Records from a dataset
┏━━

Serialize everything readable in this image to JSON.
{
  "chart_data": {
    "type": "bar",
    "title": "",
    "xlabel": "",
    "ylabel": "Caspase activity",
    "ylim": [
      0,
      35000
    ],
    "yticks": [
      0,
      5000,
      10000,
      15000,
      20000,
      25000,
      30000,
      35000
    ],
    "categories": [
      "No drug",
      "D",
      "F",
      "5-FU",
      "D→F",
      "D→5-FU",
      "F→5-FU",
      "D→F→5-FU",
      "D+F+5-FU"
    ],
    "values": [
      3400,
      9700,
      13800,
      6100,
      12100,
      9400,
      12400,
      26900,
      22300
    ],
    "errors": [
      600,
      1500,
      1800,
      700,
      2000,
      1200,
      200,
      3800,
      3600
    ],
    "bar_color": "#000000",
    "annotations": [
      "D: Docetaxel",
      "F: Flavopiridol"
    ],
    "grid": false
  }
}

┗━━

Your instructions: Quote all of the entries verbatim.

Answer for the task:
Serialize everything readable in this image to JSON.
{
  "chart_data": {
    "type": "bar",
    "title": "",
    "xlabel": "",
    "ylabel": "Caspase activity",
    "ylim": [
      0,
      35000
    ],
    "yticks": [
      0,
      5000,
      10000,
      15000,
      20000,
      25000,
      30000,
      35000
    ],
    "categories": [
      "No drug",
      "D",
      "F",
      "5-FU",
      "D→F",
      "D→5-FU",
      "F→5-FU",
      "D→F→5-FU",
      "D+F+5-FU"
    ],
    "values": [
      3400,
      9700,
      13800,
      6100,
      12100,
      9400,
      12400,
      26900,
      22300
    ],
    "errors": [
      600,
      1500,
      1800,
      700,
      2000,
      1200,
      200,
      3800,
      3600
    ],
    "bar_color": "#000000",
    "annotations": [
      "D: Docetaxel",
      "F: Flavopiridol"
    ],
    "grid": false
  }
}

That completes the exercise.